■ **Exercise directions**
You are asked to write out the entries exactly as they are given.

-- Information provided follows --

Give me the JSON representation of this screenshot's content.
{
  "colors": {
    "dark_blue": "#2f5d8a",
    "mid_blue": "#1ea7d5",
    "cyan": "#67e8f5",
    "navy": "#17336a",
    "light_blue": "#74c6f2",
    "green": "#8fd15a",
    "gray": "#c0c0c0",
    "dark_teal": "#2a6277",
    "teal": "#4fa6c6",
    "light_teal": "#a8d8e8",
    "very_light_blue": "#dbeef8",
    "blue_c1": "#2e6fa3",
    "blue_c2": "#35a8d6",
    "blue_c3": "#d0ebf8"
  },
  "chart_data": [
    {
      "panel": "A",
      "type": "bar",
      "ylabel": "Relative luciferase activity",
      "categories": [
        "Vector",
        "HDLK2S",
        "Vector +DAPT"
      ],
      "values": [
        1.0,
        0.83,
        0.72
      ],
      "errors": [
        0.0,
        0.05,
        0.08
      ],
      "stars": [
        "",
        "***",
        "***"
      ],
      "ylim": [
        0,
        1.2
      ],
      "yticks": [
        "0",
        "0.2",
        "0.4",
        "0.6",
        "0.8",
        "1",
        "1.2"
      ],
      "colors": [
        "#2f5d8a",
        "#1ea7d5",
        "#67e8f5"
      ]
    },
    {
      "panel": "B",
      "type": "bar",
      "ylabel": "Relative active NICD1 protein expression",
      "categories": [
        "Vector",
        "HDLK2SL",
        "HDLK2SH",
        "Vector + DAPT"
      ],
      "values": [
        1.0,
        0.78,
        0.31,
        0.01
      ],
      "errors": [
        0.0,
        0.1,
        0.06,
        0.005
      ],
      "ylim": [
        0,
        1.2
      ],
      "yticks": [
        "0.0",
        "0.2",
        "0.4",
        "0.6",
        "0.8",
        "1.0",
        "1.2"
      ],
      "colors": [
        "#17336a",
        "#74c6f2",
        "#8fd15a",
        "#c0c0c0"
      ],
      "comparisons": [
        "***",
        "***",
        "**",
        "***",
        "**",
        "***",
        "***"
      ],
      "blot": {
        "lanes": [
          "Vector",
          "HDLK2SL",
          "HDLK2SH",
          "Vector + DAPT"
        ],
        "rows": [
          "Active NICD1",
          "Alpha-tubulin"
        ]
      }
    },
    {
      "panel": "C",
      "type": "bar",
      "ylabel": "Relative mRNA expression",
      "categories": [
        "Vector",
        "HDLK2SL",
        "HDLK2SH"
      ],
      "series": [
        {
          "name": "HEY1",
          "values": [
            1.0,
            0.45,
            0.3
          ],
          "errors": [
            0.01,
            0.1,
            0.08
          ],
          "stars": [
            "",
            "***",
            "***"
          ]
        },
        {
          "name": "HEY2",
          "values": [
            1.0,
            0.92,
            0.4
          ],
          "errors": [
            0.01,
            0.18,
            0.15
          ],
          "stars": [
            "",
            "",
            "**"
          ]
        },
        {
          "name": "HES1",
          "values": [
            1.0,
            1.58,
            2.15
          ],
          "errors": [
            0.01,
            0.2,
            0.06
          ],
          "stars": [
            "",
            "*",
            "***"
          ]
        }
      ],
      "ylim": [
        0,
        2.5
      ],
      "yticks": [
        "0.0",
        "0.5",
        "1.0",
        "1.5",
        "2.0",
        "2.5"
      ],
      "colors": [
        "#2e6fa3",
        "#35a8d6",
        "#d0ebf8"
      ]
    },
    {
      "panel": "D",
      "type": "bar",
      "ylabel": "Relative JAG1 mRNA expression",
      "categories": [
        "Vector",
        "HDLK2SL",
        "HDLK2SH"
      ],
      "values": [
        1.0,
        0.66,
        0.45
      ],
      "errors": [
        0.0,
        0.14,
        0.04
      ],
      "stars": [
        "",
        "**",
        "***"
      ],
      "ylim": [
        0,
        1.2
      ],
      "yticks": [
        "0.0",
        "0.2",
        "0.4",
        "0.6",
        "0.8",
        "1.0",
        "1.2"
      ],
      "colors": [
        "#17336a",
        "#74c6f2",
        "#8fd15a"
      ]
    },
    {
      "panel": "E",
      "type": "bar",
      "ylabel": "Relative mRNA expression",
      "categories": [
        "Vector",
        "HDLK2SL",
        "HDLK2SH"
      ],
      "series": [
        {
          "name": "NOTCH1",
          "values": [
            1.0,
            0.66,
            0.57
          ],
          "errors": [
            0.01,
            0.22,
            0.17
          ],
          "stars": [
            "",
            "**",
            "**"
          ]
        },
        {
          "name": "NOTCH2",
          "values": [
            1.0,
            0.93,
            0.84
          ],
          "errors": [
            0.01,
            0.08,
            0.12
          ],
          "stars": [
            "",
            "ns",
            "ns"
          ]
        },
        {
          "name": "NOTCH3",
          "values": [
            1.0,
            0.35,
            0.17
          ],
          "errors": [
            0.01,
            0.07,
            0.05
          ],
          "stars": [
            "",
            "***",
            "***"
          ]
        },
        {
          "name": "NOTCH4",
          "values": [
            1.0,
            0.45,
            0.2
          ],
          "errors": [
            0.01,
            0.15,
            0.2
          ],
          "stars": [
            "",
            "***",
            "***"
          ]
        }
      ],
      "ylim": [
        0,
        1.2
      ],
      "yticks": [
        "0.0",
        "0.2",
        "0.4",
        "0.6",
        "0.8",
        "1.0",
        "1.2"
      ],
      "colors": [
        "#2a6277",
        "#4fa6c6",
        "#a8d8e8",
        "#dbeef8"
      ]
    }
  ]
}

-- Information provided concluded --

■ **Response area**
Give me the JSON representation of this screenshot's content.
{
  "colors": {
    "dark_blue": "#2f5d8a",
    "mid_blue": "#1ea7d5",
    "cyan": "#67e8f5",
    "navy": "#17336a",
    "light_blue": "#74c6f2",
    "green": "#8fd15a",
    "gray": "#c0c0c0",
    "dark_teal": "#2a6277",
    "teal": "#4fa6c6",
    "light_teal": "#a8d8e8",
    "very_light_blue": "#dbeef8",
    "blue_c1": "#2e6fa3",
    "blue_c2": "#35a8d6",
    "blue_c3": "#d0ebf8"
  },
  "chart_data": [
    {
      "panel": "A",
      "type": "bar",
      "ylabel": "Relative luciferase activity",
      "categories": [
        "Vector",
        "HDLK2S",
        "Vector +DAPT"
      ],
      "values": [
        1.0,
        0.83,
        0.72
      ],
      "errors": [
        0.0,
        0.05,
        0.08
      ],
      "stars": [
        "",
        "***",
        "***"
      ],
      "ylim": [
        0,
        1.2
      ],
      "yticks": [
        "0",
        "0.2",
        "0.4",
        "0.6",
        "0.8",
        "1",
        "1.2"
      ],
      "colors": [
        "#2f5d8a",
        "#1ea7d5",
        "#67e8f5"
      ]
    },
    {
      "panel": "B",
      "type": "bar",
      "ylabel": "Relative active NICD1 protein expression",
      "categories": [
        "Vector",
        "HDLK2SL",
        "HDLK2SH",
        "Vector + DAPT"
      ],
      "values": [
        1.0,
        0.78,
        0.31,
        0.01
      ],
      "errors": [
        0.0,
        0.1,
        0.06,
        0.005
      ],
      "ylim": [
        0,
        1.2
      ],
      "yticks": [
        "0.0",
        "0.2",
        "0.4",
        "0.6",
        "0.8",
        "1.0",
        "1.2"
      ],
      "colors": [
        "#17336a",
        "#74c6f2",
        "#8fd15a",
        "#c0c0c0"
      ],
      "comparisons": [
        "***",
        "***",
        "**",
        "***",
        "**",
        "***",
        "***"
      ],
      "blot": {
        "lanes": [
          "Vector",
          "HDLK2SL",
          "HDLK2SH",
          "Vector + DAPT"
        ],
        "rows": [
          "Active NICD1",
          "Alpha-tubulin"
        ]
      }
    },
    {
      "panel": "C",
      "type": "bar",
      "ylabel": "Relative mRNA expression",
      "categories": [
        "Vector",
        "HDLK2SL",
        "HDLK2SH"
      ],
      "series": [
        {
          "name": "HEY1",
          "values": [
            1.0,
            0.45,
            0.3
          ],
          "errors": [
            0.01,
            0.1,
            0.08
          ],
          "stars": [
            "",
            "***",
            "***"
          ]
        },
        {
          "name": "HEY2",
          "values": [
            1.0,
            0.92,
            0.4
          ],
          "errors": [
            0.01,
            0.18,
            0.15
          ],
          "stars": [
            "",
            "",
            "**"
          ]
        },
        {
          "name": "HES1",
          "values": [
            1.0,
            1.58,
            2.15
          ],
          "errors": [
            0.01,
            0.2,
            0.06
          ],
          "stars": [
            "",
            "*",
            "***"
          ]
        }
      ],
      "ylim": [
        0,
        2.5
      ],
      "yticks": [
        "0.0",
        "0.5",
        "1.0",
        "1.5",
        "2.0",
        "2.5"
      ],
      "colors": [
        "#2e6fa3",
        "#35a8d6",
        "#d0ebf8"
      ]
    },
    {
      "panel": "D",
      "type": "bar",
      "ylabel": "Relative JAG1 mRNA expression",
      "categories": [
        "Vector",
        "HDLK2SL",
        "HDLK2SH"
      ],
      "values": [
        1.0,
        0.66,
        0.45
      ],
      "errors": [
        0.0,
        0.14,
        0.04
      ],
      "stars": [
        "",
        "**",
        "***"
      ],
      "ylim": [
        0,
        1.2
      ],
      "yticks": [
        "0.0",
        "0.2",
        "0.4",
        "0.6",
        "0.8",
        "1.0",
        "1.2"
      ],
      "colors": [
        "#17336a",
        "#74c6f2",
        "#8fd15a"
      ]
    },
    {
      "panel": "E",
      "type": "bar",
      "ylabel": "Relative mRNA expression",
      "categories": [
        "Vector",
        "HDLK2SL",
        "HDLK2SH"
      ],
      "series": [
        {
          "name": "NOTCH1",
          "values": [
            1.0,
            0.66,
            0.57
          ],
          "errors": [
            0.01,
            0.22,
            0.17
          ],
          "stars": [
            "",
            "**",
            "**"
          ]
        },
        {
          "name": "NOTCH2",
          "values": [
            1.0,
            0.93,
            0.84
          ],
          "errors": [
            0.01,
            0.08,
            0.12
          ],
          "stars": [
            "",
            "ns",
            "ns"
          ]
        },
        {
          "name": "NOTCH3",
          "values": [
            1.0,
            0.35,
            0.17
          ],
          "errors": [
            0.01,
            0.07,
            0.05
          ],
          "stars": [
            "",
            "***",
            "***"
          ]
        },
        {
          "name": "NOTCH4",
          "values": [
            1.0,
            0.45,
            0.2
          ],
          "errors": [
            0.01,
            0.15,
            0.2
          ],
          "stars": [
            "",
            "***",
            "***"
          ]
        }
      ],
      "ylim": [
        0,
        1.2
      ],
      "yticks": [
        "0.0",
        "0.2",
        "0.4",
        "0.6",
        "0.8",
        "1.0",
        "1.2"
      ],
      "colors": [
        "#2a6277",
        "#4fa6c6",
        "#a8d8e8",
        "#dbeef8"
      ]
    }
  ]
}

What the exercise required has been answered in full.